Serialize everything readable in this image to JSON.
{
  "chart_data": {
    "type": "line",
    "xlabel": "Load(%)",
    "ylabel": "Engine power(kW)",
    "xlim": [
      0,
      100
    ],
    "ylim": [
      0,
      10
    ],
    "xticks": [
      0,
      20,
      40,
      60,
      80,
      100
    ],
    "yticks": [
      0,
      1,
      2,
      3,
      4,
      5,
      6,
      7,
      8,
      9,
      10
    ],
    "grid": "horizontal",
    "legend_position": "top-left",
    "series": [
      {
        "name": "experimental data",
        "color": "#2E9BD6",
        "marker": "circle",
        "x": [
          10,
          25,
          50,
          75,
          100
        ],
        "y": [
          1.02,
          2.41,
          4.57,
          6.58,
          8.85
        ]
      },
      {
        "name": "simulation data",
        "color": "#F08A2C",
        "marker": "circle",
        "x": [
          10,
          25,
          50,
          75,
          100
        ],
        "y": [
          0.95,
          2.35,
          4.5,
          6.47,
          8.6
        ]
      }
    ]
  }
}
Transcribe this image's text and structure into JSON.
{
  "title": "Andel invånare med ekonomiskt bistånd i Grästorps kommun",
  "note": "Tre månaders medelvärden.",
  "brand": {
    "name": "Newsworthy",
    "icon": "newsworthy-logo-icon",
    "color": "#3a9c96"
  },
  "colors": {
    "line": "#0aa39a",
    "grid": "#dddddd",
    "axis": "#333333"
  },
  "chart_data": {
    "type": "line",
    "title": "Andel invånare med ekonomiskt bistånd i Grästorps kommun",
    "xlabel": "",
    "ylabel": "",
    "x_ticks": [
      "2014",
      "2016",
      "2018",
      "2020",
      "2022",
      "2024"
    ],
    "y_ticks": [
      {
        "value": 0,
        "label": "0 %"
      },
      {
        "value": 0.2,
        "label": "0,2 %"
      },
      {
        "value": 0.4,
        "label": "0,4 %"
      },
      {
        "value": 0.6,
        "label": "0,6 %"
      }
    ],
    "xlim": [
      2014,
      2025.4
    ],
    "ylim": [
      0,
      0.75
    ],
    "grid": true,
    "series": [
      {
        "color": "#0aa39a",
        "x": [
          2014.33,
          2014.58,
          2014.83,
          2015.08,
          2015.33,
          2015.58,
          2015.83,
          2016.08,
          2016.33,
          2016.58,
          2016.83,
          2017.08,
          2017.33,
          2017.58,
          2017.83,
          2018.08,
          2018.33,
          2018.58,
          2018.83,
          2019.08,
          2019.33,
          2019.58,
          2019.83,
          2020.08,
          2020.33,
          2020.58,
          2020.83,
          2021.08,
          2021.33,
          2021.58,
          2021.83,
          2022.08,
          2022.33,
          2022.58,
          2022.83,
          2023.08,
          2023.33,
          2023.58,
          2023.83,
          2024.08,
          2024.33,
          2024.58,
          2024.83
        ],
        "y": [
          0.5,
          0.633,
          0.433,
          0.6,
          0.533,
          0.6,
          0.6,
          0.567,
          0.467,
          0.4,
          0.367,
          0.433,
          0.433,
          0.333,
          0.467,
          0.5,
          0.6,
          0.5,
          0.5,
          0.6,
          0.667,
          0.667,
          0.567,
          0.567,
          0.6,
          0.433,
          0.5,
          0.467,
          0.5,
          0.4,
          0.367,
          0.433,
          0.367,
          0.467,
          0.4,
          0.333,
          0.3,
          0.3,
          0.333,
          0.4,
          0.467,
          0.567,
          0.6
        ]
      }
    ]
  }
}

(Aim of the exercise)
Check each line above for the word "invånare" and copy the ones that have it.

(Solution for this exercise)
  "title": "Andel invånare med ekonomiskt bistånd i Grästorps kommun",
    "title": "Andel invånare med ekonomiskt bistånd i Grästorps kommun",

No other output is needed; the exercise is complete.